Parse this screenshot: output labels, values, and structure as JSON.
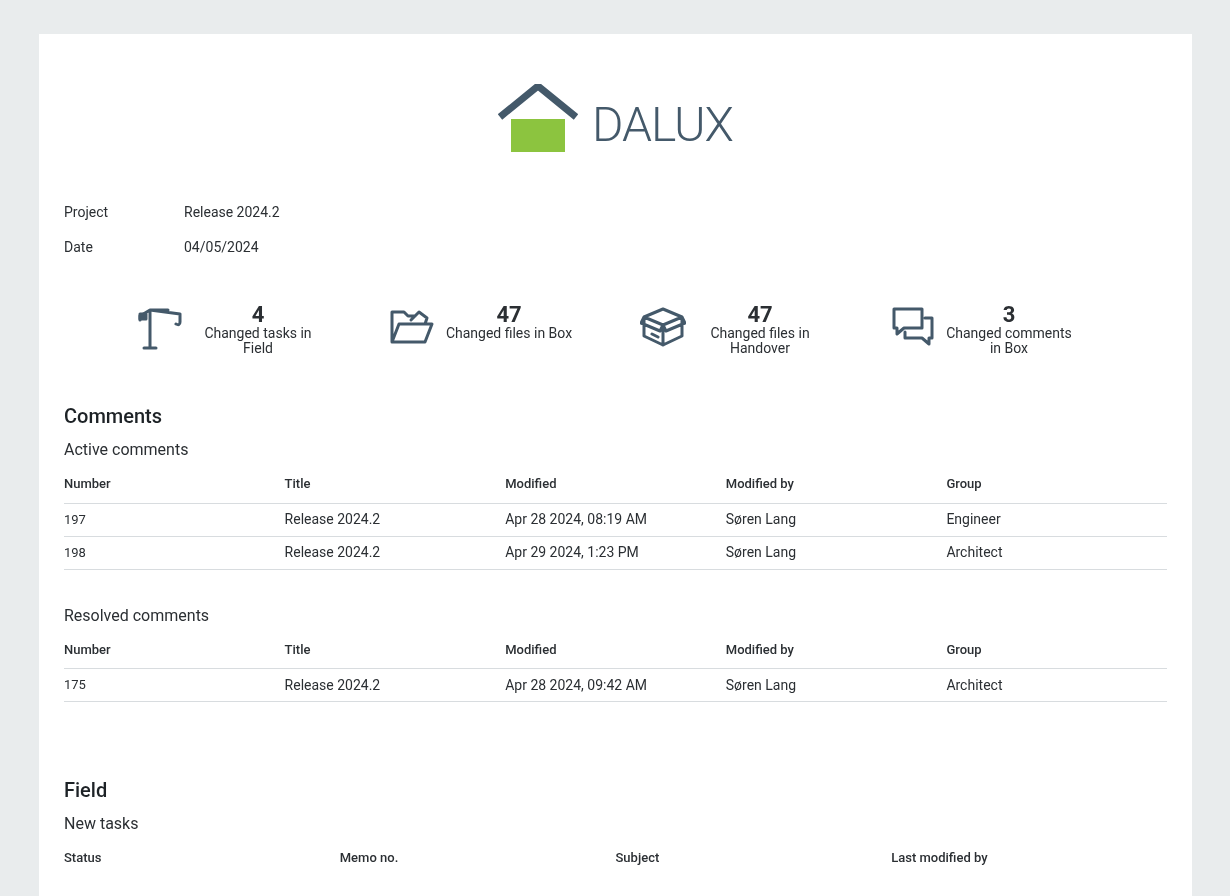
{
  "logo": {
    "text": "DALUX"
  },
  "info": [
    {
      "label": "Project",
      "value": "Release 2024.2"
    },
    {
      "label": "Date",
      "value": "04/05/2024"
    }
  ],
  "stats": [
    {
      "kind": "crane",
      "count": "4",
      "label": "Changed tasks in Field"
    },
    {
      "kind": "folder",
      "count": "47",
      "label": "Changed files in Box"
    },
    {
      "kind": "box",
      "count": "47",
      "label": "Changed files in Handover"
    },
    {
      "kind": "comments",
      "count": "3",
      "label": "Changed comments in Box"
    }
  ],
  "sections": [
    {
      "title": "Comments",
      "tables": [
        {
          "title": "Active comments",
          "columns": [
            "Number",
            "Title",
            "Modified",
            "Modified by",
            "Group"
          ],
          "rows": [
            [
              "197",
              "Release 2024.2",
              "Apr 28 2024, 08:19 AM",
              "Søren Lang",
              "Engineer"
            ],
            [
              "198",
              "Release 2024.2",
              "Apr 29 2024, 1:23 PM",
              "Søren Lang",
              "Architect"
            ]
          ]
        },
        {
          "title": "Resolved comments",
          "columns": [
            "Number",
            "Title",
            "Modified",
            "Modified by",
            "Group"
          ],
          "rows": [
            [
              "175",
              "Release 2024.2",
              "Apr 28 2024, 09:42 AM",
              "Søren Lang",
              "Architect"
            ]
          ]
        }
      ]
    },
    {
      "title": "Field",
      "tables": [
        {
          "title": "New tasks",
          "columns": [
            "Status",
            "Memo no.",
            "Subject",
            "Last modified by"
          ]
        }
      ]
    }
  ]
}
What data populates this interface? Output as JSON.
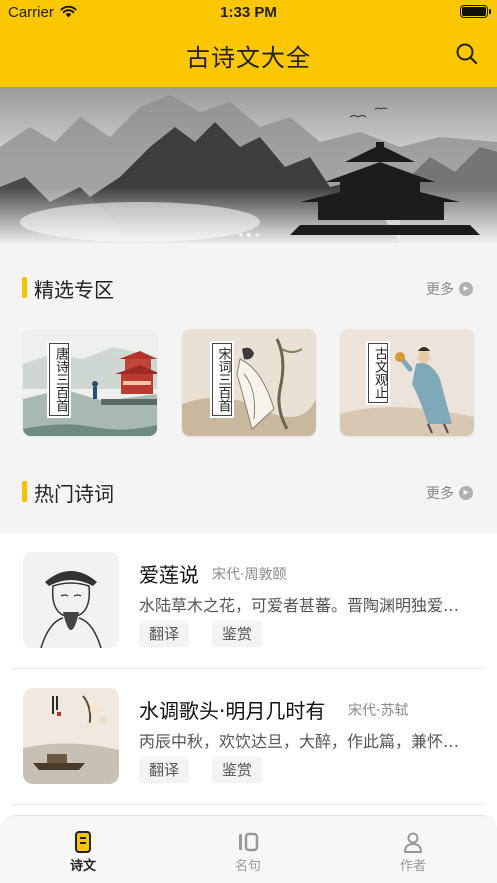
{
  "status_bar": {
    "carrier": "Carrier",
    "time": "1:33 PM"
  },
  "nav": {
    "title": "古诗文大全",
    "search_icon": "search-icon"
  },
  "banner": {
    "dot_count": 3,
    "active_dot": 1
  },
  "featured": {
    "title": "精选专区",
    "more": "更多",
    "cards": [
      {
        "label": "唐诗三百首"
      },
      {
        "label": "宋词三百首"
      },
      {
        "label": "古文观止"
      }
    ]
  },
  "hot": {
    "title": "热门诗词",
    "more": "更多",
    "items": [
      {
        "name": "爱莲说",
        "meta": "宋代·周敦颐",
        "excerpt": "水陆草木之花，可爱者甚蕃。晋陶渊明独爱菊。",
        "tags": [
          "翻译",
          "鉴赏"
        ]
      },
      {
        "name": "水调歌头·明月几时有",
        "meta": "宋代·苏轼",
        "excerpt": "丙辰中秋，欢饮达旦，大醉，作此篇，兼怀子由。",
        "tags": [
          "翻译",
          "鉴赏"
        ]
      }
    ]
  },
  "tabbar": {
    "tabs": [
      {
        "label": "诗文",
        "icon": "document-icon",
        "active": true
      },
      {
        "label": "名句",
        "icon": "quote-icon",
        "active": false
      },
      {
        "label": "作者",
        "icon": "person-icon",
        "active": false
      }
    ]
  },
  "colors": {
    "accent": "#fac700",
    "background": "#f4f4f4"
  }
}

_PROBLEM TO SOLVE:_ Return each line in the records that holds the string "this".

_TASK RESULT:_
Parse this screenshot: output labels, values, and structure as JSON.
What data populates this interface? Output as JSON.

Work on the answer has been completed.